Structured figure records:
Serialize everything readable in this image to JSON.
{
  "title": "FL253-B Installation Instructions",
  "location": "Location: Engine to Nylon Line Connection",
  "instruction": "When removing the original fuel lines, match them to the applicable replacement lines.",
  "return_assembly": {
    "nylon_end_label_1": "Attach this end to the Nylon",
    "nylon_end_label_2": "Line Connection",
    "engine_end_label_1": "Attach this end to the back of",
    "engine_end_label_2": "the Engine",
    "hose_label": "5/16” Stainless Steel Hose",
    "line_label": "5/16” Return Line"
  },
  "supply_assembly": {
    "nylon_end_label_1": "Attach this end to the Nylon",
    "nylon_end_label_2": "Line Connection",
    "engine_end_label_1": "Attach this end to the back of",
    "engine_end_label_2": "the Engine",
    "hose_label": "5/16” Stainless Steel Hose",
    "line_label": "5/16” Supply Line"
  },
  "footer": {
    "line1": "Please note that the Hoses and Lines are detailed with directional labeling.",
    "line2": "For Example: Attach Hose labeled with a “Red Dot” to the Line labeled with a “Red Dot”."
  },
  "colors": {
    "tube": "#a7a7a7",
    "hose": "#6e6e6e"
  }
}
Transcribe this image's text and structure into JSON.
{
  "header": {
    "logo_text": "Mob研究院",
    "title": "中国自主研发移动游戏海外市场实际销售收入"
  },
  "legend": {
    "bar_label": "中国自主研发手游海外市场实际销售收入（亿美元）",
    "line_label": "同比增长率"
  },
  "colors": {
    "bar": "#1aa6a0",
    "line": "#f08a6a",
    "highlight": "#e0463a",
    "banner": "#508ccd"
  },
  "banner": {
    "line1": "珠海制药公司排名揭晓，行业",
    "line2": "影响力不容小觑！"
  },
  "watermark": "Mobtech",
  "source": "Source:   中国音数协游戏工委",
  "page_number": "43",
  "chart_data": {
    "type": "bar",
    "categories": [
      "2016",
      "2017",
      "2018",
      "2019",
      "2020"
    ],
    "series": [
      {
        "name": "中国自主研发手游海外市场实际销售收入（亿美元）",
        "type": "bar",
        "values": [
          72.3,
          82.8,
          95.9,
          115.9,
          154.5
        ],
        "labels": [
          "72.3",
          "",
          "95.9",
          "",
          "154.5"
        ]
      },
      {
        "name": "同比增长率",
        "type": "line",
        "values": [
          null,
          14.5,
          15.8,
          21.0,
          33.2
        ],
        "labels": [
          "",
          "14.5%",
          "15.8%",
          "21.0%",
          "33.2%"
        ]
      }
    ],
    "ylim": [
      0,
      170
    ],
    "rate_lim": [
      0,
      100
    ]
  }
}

Task to carry out
In the listing, find every line containing the word "image" and list it.

Solution for this task
Serialize everything readable in this image to JSON.
Transcribe this image's text and structure into JSON.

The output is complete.